### [Aim]
Pictures are not part of the answer. Return the lines from the one containing "Read all visible content and emit it as JSON." through the end of the data, both included, exactly as they appear.

(Data entries)
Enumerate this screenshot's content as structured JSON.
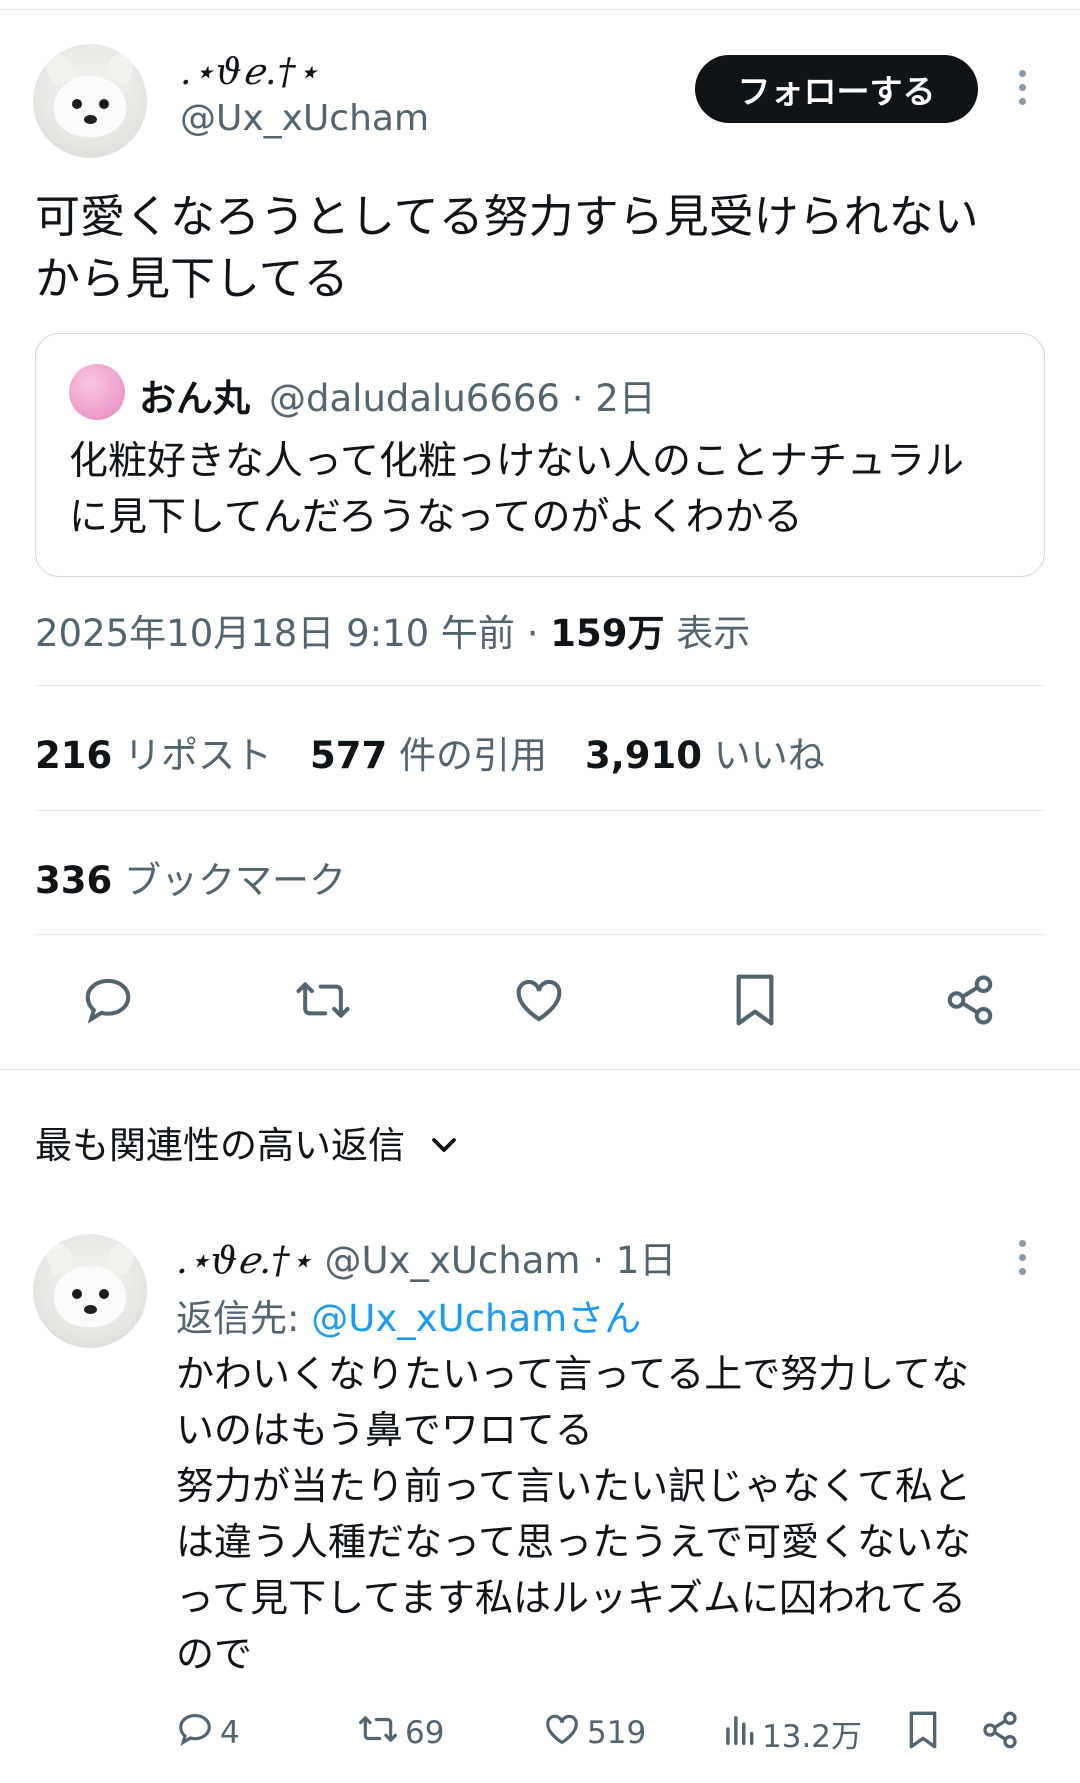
{
  "tweet": {
    "display_name": ".⋆ϑℯ.†⋆",
    "handle": "@Ux_xUcham",
    "follow_label": "フォローする",
    "text": "可愛くなろうとしてる努力すら見受けられない\nから見下してる",
    "timestamp": "2025年10月18日 9:10 午前 · ",
    "views_count": "159万",
    "views_label": " 表示"
  },
  "quote": {
    "name": "おん丸",
    "meta": "@daludalu6666 · 2日",
    "text": "化粧好きな人って化粧っけない人のことナチュラル\nに見下してんだろうなってのがよくわかる"
  },
  "stats": {
    "reposts_count": "216",
    "reposts_label": " リポスト",
    "quotes_count": "577",
    "quotes_label": " 件の引用",
    "likes_count": "3,910",
    "likes_label": " いいね",
    "bookmarks_count": "336",
    "bookmarks_label": " ブックマーク"
  },
  "sort": {
    "label": "最も関連性の高い返信"
  },
  "reply": {
    "display_name": ".⋆ϑℯ.†⋆",
    "meta": " @Ux_xUcham · 1日",
    "reply_to_prefix": "返信先: ",
    "reply_to_mention": "@Ux_xUchamさん",
    "text": "かわいくなりたいって言ってる上で努力してな\nいのはもう鼻でワロてる\n努力が当たり前って言いたい訳じゃなくて私と\nは違う人種だなって思ったうえで可愛くないな\nって見下してます私はルッキズムに囚われてる\nので",
    "replies": "4",
    "reposts": "69",
    "likes": "519",
    "views": "13.2万"
  },
  "colors": {
    "text": "#0f1419",
    "secondary": "#536471",
    "accent": "#1d9bf0",
    "border": "#cfd9de"
  }
}
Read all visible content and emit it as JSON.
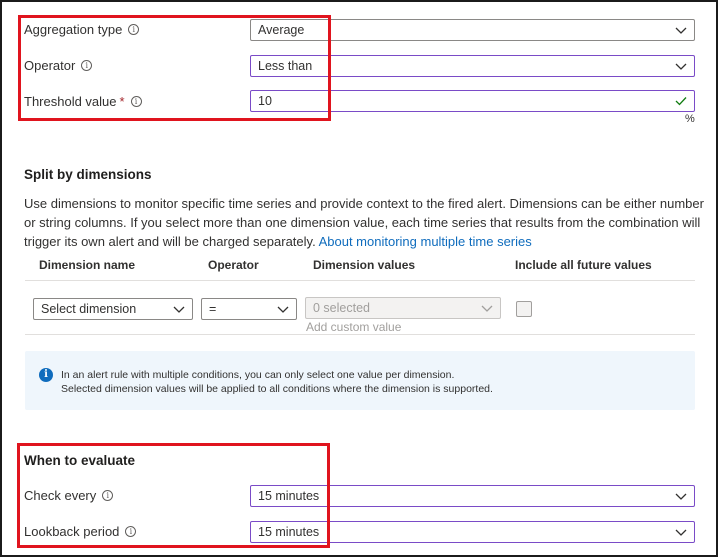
{
  "condition": {
    "aggregation_type": {
      "label": "Aggregation type",
      "value": "Average"
    },
    "operator": {
      "label": "Operator",
      "value": "Less than"
    },
    "threshold": {
      "label": "Threshold value",
      "required_mark": "*",
      "value": "10",
      "unit": "%"
    }
  },
  "split": {
    "heading": "Split by dimensions",
    "description": "Use dimensions to monitor specific time series and provide context to the fired alert. Dimensions can be either number or string columns. If you select more than one dimension value, each time series that results from the combination will trigger its own alert and will be charged separately.",
    "link_text": "About monitoring multiple time series",
    "columns": [
      "Dimension name",
      "Operator",
      "Dimension values",
      "Include all future values"
    ],
    "row": {
      "dimension_placeholder": "Select dimension",
      "operator": "=",
      "values_placeholder": "0 selected",
      "add_custom": "Add custom value"
    },
    "info_lines": [
      "In an alert rule with multiple conditions, you can only select one value per dimension.",
      "Selected dimension values will be applied to all conditions where the dimension is supported."
    ]
  },
  "evaluate": {
    "heading": "When to evaluate",
    "check_every": {
      "label": "Check every",
      "value": "15 minutes"
    },
    "lookback": {
      "label": "Lookback period",
      "value": "15 minutes"
    }
  },
  "colors": {
    "highlight": "#e0141e",
    "focus_border": "#7a4bc7",
    "link": "#0f6cbd",
    "valid_check": "#107c10"
  }
}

### [Complete response]
Read all visible content and emit it as JSON.
{
  "condition": {
    "aggregation_type": {
      "label": "Aggregation type",
      "value": "Average"
    },
    "operator": {
      "label": "Operator",
      "value": "Less than"
    },
    "threshold": {
      "label": "Threshold value",
      "required_mark": "*",
      "value": "10",
      "unit": "%"
    }
  },
  "split": {
    "heading": "Split by dimensions",
    "description": "Use dimensions to monitor specific time series and provide context to the fired alert. Dimensions can be either number or string columns. If you select more than one dimension value, each time series that results from the combination will trigger its own alert and will be charged separately.",
    "link_text": "About monitoring multiple time series",
    "columns": [
      "Dimension name",
      "Operator",
      "Dimension values",
      "Include all future values"
    ],
    "row": {
      "dimension_placeholder": "Select dimension",
      "operator": "=",
      "values_placeholder": "0 selected",
      "add_custom": "Add custom value"
    },
    "info_lines": [
      "In an alert rule with multiple conditions, you can only select one value per dimension.",
      "Selected dimension values will be applied to all conditions where the dimension is supported."
    ]
  },
  "evaluate": {
    "heading": "When to evaluate",
    "check_every": {
      "label": "Check every",
      "value": "15 minutes"
    },
    "lookback": {
      "label": "Lookback period",
      "value": "15 minutes"
    }
  },
  "colors": {
    "highlight": "#e0141e",
    "focus_border": "#7a4bc7",
    "link": "#0f6cbd",
    "valid_check": "#107c10"
  }
}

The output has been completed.